INSTRUCTIONS TO FOLLOW:
Extract the lines that hold the string "text".
====
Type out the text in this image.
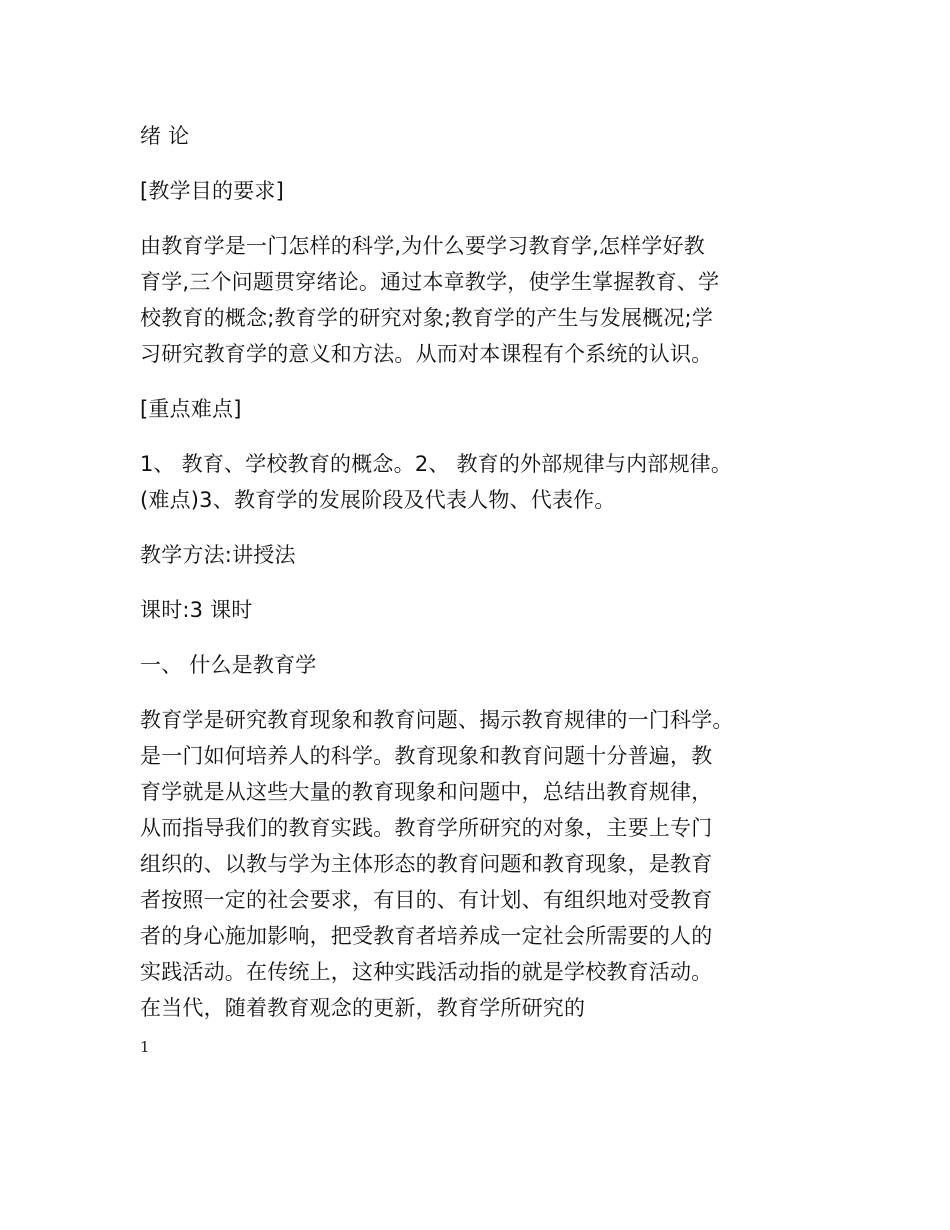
绪 论

[教学目的要求]

由教育学是一门怎样的科学,为什么要学习教育学,怎样学好教
育学,三个问题贯穿绪论。通过本章教学，使学生掌握教育、学
校教育的概念;教育学的研究对象;教育学的产生与发展概况;学
习研究教育学的意义和方法。从而对本课程有个系统的认识。

[重点难点]

1、 教育、学校教育的概念。2、 教育的外部规律与内部规律。
(难点)3、教育学的发展阶段及代表人物、代表作。

教学方法:讲授法

课时:3 课时

一、 什么是教育学

教育学是研究教育现象和教育问题、揭示教育规律的一门科学。
是一门如何培养人的科学。教育现象和教育问题十分普遍，教
育学就是从这些大量的教育现象和问题中，总结出教育规律，
从而指导我们的教育实践。教育学所研究的对象，主要上专门
组织的、以教与学为主体形态的教育问题和教育现象，是教育
者按照一定的社会要求，有目的、有计划、有组织地对受教育
者的身心施加影响，把受教育者培养成一定社会所需要的人的
实践活动。在传统上，这种实践活动指的就是学校教育活动。
在当代，随着教育观念的更新，教育学所研究的

1
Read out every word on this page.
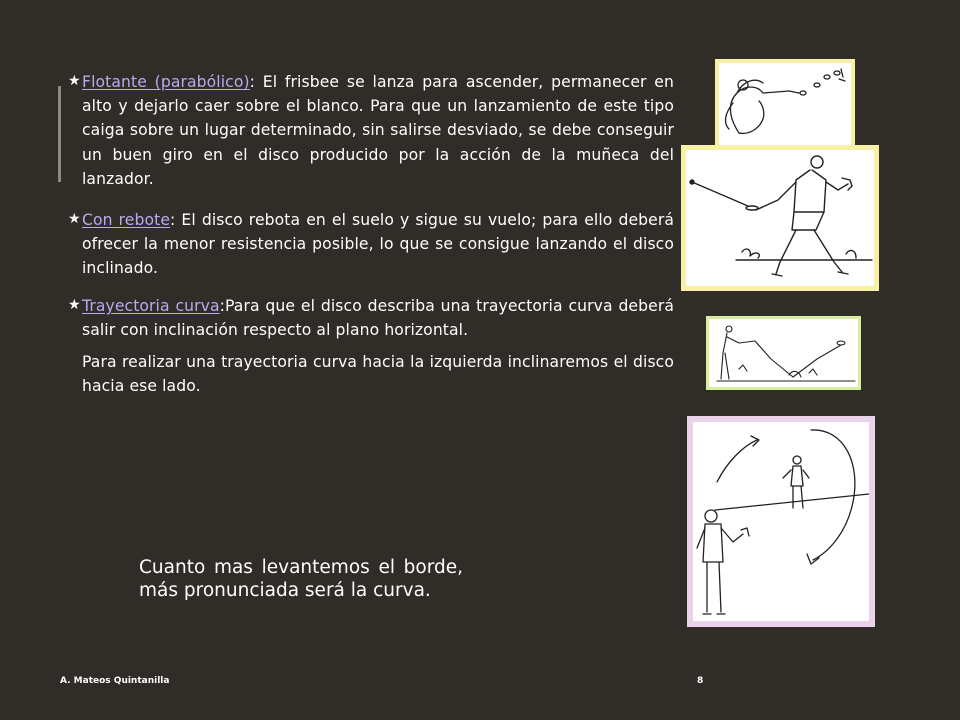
★ Flotante (parabólico): El frisbee se lanza para ascender, permanecer en alto y dejarlo caer sobre el blanco. Para que un lanzamiento de este tipo caiga sobre un lugar determinado, sin salirse desviado, se debe conseguir un buen giro en el disco producido por la acción de la muñeca del lanzador.
★ Con rebote: El disco rebota en el suelo y sigue su vuelo; para ello deberá ofrecer la menor resistencia posible, lo que se consigue lanzando el disco inclinado.
★ Trayectoria curva:Para que el disco describa una trayectoria curva deberá salir con inclinación respecto al plano horizontal.
Para realizar una trayectoria curva hacia la izquierda inclinaremos el disco hacia ese lado.
Cuanto mas levantemos el borde, más pronunciada será la curva.
A. Mateos Quintanilla	8
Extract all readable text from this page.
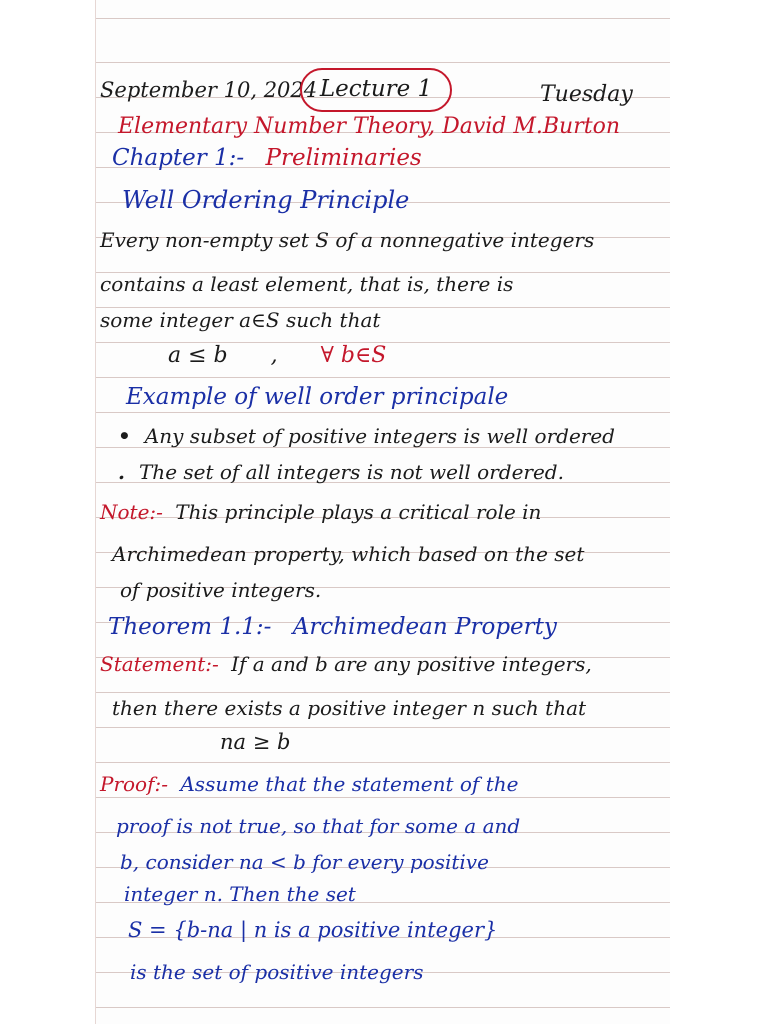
September 10, 2024 Lecture 1	Tuesday
Elementary Number Theory, David M.Burton
Chapter 1:- Preliminaries
Well Ordering Principle
Every non-empty set S of a nonnegative integers
contains a least element, that is, there is
some integer a∈S such that
a ≤ b , ∀ b∈S
Example of well order principale
• Any subset of positive integers is well ordered
. The set of all integers is not well ordered.
Note:- This principle plays a critical role in
Archimedean property, which based on the set
of positive integers.
Theorem 1.1:- Archimedean Property
Statement:- If a and b are any positive integers,
then there exists a positive integer n such that
na ≥ b
Proof:- Assume that the statement of the
proof is not true, so that for some a and
b, consider na < b for every positive
integer n. Then the set
S = {b-na | n is a positive integer}
is the set of positive integers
====
REPLY:
Type out the text in this image.
Extract all readable text from this page.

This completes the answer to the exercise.